_WHAT IS ASKED_
Work through the data line by line, gathering every line that has the word "Совхозная".

**********

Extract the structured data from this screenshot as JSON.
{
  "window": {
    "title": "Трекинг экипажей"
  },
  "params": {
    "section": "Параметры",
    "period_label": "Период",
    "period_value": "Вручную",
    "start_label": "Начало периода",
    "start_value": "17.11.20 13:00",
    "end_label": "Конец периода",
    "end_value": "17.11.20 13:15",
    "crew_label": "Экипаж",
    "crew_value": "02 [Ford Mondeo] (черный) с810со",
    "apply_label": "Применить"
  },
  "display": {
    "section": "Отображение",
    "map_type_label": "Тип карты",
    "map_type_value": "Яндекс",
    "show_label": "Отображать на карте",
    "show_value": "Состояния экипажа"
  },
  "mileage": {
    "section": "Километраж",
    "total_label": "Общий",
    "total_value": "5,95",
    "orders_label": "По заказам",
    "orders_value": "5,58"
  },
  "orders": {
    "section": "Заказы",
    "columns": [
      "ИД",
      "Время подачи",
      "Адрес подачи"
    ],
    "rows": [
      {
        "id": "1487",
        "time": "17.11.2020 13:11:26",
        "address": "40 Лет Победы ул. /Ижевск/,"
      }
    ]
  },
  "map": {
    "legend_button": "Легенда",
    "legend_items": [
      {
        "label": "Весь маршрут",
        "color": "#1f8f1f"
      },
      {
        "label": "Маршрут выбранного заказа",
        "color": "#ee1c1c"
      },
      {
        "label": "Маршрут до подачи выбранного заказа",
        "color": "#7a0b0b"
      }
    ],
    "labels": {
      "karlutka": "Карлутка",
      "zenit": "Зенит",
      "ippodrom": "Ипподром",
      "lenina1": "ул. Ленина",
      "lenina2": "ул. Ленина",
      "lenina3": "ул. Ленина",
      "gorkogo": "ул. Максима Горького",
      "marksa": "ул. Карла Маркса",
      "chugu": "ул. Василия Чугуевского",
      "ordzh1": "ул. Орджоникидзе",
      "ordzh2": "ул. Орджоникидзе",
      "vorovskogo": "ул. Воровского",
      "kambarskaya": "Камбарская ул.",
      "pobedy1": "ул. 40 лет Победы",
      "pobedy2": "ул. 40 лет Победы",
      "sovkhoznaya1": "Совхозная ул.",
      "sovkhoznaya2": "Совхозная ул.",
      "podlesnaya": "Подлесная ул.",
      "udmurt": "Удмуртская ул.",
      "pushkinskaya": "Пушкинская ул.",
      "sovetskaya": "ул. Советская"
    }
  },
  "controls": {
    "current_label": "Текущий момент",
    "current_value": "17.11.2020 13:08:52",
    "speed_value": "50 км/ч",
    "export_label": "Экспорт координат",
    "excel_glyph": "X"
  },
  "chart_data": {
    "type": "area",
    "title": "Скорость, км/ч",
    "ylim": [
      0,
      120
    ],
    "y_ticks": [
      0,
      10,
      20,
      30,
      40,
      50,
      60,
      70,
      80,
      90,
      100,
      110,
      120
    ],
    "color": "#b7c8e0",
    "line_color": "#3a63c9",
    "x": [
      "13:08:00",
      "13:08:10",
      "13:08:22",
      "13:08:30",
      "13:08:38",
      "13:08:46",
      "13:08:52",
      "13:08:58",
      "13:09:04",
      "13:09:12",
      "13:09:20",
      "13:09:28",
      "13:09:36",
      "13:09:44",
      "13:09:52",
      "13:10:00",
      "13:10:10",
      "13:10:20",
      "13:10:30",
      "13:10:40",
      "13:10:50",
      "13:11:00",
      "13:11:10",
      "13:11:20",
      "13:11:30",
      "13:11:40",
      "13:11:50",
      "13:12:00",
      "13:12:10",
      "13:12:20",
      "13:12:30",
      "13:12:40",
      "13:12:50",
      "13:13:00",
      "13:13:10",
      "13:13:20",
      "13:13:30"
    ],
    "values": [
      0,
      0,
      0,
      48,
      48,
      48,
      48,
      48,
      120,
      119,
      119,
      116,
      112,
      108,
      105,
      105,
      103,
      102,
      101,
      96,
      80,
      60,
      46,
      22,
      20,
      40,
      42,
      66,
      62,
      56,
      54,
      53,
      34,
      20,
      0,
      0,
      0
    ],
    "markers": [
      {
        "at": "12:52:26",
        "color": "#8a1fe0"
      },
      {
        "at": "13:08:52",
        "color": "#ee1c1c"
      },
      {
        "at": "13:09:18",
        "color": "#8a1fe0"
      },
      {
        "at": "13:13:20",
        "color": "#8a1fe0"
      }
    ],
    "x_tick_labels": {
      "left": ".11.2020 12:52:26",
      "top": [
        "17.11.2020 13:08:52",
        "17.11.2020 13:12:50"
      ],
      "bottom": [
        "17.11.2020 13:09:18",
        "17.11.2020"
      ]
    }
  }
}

**********

_SOLUTION BELOW_
      "sovkhoznaya1": "Совхозная ул.",
      "sovkhoznaya2": "Совхозная ул.",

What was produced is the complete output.